**Task directions:**
Give all of the lines again exactly as they read.

**Input material:**
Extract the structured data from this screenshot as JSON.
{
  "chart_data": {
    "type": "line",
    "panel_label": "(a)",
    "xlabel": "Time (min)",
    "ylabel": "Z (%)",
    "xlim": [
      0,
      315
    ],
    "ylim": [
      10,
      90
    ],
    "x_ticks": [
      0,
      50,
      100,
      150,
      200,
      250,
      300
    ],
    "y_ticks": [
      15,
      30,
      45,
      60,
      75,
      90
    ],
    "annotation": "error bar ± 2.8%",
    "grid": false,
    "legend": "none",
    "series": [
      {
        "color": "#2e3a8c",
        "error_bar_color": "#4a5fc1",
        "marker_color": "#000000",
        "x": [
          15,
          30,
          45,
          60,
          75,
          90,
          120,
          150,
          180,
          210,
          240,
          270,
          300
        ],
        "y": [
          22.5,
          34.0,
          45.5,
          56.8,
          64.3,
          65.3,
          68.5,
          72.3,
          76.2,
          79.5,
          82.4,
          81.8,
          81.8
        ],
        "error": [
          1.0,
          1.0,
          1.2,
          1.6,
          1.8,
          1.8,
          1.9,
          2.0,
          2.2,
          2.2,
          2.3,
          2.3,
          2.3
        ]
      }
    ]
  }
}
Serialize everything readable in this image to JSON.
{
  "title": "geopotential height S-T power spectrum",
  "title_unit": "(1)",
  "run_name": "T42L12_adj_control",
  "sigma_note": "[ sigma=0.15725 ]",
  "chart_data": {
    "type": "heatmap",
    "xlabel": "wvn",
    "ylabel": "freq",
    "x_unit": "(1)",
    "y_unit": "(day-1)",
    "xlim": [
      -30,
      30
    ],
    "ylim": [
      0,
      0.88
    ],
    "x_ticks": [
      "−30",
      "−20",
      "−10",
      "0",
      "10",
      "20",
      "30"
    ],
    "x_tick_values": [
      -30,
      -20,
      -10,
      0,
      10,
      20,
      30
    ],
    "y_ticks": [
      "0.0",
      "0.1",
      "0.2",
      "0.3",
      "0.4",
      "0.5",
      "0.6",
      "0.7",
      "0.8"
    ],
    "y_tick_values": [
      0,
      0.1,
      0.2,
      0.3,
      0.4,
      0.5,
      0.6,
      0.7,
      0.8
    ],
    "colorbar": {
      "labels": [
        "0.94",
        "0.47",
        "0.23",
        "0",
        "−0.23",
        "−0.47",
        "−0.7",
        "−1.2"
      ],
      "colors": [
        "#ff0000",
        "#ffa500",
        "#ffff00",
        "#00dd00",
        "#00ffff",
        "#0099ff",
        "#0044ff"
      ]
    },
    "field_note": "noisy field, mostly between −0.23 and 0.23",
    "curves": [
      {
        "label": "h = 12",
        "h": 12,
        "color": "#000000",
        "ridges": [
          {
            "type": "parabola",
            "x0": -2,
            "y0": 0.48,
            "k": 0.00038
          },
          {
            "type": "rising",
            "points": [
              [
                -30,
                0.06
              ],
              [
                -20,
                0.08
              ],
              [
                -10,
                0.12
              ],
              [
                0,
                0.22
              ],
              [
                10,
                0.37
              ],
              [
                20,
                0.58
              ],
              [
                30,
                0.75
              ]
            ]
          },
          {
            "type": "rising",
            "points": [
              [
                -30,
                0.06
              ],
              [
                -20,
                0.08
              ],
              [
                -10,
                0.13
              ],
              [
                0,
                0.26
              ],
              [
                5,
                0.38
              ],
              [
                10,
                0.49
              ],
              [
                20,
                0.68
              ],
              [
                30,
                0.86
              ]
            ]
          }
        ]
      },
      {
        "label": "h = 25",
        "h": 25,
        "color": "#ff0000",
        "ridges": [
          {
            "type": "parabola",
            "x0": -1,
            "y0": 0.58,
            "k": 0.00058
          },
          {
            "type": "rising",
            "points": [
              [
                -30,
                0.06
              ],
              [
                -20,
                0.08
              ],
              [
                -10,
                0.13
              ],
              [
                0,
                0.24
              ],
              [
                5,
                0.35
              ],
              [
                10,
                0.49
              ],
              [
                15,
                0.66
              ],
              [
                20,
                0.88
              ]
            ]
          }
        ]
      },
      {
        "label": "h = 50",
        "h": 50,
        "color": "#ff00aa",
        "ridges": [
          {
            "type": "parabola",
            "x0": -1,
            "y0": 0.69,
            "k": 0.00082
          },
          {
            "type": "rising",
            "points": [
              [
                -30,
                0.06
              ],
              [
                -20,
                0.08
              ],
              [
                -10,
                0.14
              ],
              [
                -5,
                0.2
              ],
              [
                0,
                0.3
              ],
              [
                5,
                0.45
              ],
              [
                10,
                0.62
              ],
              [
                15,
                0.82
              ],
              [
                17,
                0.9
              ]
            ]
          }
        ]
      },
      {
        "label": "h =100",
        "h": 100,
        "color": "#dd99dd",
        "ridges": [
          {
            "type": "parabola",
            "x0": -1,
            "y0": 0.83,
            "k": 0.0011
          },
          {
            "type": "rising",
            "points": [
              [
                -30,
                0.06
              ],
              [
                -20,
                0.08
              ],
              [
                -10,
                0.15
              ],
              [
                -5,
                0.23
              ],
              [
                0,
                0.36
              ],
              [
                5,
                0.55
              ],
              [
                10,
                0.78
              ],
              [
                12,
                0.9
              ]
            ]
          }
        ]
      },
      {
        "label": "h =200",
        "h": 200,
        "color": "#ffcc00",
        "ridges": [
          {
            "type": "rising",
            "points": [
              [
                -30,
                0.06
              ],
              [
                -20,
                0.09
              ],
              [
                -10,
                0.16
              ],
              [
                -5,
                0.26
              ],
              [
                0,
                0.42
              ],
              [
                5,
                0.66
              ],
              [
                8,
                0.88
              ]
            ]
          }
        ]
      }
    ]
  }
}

**Response to this task:**
Extract the structured data from this screenshot as JSON.
{
  "chart_data": {
    "type": "line",
    "panel_label": "(a)",
    "xlabel": "Time (min)",
    "ylabel": "Z (%)",
    "xlim": [
      0,
      315
    ],
    "ylim": [
      10,
      90
    ],
    "x_ticks": [
      0,
      50,
      100,
      150,
      200,
      250,
      300
    ],
    "y_ticks": [
      15,
      30,
      45,
      60,
      75,
      90
    ],
    "annotation": "error bar ± 2.8%",
    "grid": false,
    "legend": "none",
    "series": [
      {
        "color": "#2e3a8c",
        "error_bar_color": "#4a5fc1",
        "marker_color": "#000000",
        "x": [
          15,
          30,
          45,
          60,
          75,
          90,
          120,
          150,
          180,
          210,
          240,
          270,
          300
        ],
        "y": [
          22.5,
          34.0,
          45.5,
          56.8,
          64.3,
          65.3,
          68.5,
          72.3,
          76.2,
          79.5,
          82.4,
          81.8,
          81.8
        ],
        "error": [
          1.0,
          1.0,
          1.2,
          1.6,
          1.8,
          1.8,
          1.9,
          2.0,
          2.2,
          2.2,
          2.3,
          2.3,
          2.3
        ]
      }
    ]
  }
}
Serialize everything readable in this image to JSON.
{
  "title": "geopotential height S-T power spectrum",
  "title_unit": "(1)",
  "run_name": "T42L12_adj_control",
  "sigma_note": "[ sigma=0.15725 ]",
  "chart_data": {
    "type": "heatmap",
    "xlabel": "wvn",
    "ylabel": "freq",
    "x_unit": "(1)",
    "y_unit": "(day-1)",
    "xlim": [
      -30,
      30
    ],
    "ylim": [
      0,
      0.88
    ],
    "x_ticks": [
      "−30",
      "−20",
      "−10",
      "0",
      "10",
      "20",
      "30"
    ],
    "x_tick_values": [
      -30,
      -20,
      -10,
      0,
      10,
      20,
      30
    ],
    "y_ticks": [
      "0.0",
      "0.1",
      "0.2",
      "0.3",
      "0.4",
      "0.5",
      "0.6",
      "0.7",
      "0.8"
    ],
    "y_tick_values": [
      0,
      0.1,
      0.2,
      0.3,
      0.4,
      0.5,
      0.6,
      0.7,
      0.8
    ],
    "colorbar": {
      "labels": [
        "0.94",
        "0.47",
        "0.23",
        "0",
        "−0.23",
        "−0.47",
        "−0.7",
        "−1.2"
      ],
      "colors": [
        "#ff0000",
        "#ffa500",
        "#ffff00",
        "#00dd00",
        "#00ffff",
        "#0099ff",
        "#0044ff"
      ]
    },
    "field_note": "noisy field, mostly between −0.23 and 0.23",
    "curves": [
      {
        "label": "h = 12",
        "h": 12,
        "color": "#000000",
        "ridges": [
          {
            "type": "parabola",
            "x0": -2,
            "y0": 0.48,
            "k": 0.00038
          },
          {
            "type": "rising",
            "points": [
              [
                -30,
                0.06
              ],
              [
                -20,
                0.08
              ],
              [
                -10,
                0.12
              ],
              [
                0,
                0.22
              ],
              [
                10,
                0.37
              ],
              [
                20,
                0.58
              ],
              [
                30,
                0.75
              ]
            ]
          },
          {
            "type": "rising",
            "points": [
              [
                -30,
                0.06
              ],
              [
                -20,
                0.08
              ],
              [
                -10,
                0.13
              ],
              [
                0,
                0.26
              ],
              [
                5,
                0.38
              ],
              [
                10,
                0.49
              ],
              [
                20,
                0.68
              ],
              [
                30,
                0.86
              ]
            ]
          }
        ]
      },
      {
        "label": "h = 25",
        "h": 25,
        "color": "#ff0000",
        "ridges": [
          {
            "type": "parabola",
            "x0": -1,
            "y0": 0.58,
            "k": 0.00058
          },
          {
            "type": "rising",
            "points": [
              [
                -30,
                0.06
              ],
              [
                -20,
                0.08
              ],
              [
                -10,
                0.13
              ],
              [
                0,
                0.24
              ],
              [
                5,
                0.35
              ],
              [
                10,
                0.49
              ],
              [
                15,
                0.66
              ],
              [
                20,
                0.88
              ]
            ]
          }
        ]
      },
      {
        "label": "h = 50",
        "h": 50,
        "color": "#ff00aa",
        "ridges": [
          {
            "type": "parabola",
            "x0": -1,
            "y0": 0.69,
            "k": 0.00082
          },
          {
            "type": "rising",
            "points": [
              [
                -30,
                0.06
              ],
              [
                -20,
                0.08
              ],
              [
                -10,
                0.14
              ],
              [
                -5,
                0.2
              ],
              [
                0,
                0.3
              ],
              [
                5,
                0.45
              ],
              [
                10,
                0.62
              ],
              [
                15,
                0.82
              ],
              [
                17,
                0.9
              ]
            ]
          }
        ]
      },
      {
        "label": "h =100",
        "h": 100,
        "color": "#dd99dd",
        "ridges": [
          {
            "type": "parabola",
            "x0": -1,
            "y0": 0.83,
            "k": 0.0011
          },
          {
            "type": "rising",
            "points": [
              [
                -30,
                0.06
              ],
              [
                -20,
                0.08
              ],
              [
                -10,
                0.15
              ],
              [
                -5,
                0.23
              ],
              [
                0,
                0.36
              ],
              [
                5,
                0.55
              ],
              [
                10,
                0.78
              ],
              [
                12,
                0.9
              ]
            ]
          }
        ]
      },
      {
        "label": "h =200",
        "h": 200,
        "color": "#ffcc00",
        "ridges": [
          {
            "type": "rising",
            "points": [
              [
                -30,
                0.06
              ],
              [
                -20,
                0.09
              ],
              [
                -10,
                0.16
              ],
              [
                -5,
                0.26
              ],
              [
                0,
                0.42
              ],
              [
                5,
                0.66
              ],
              [
                8,
                0.88
              ]
            ]
          }
        ]
      }
    ]
  }
}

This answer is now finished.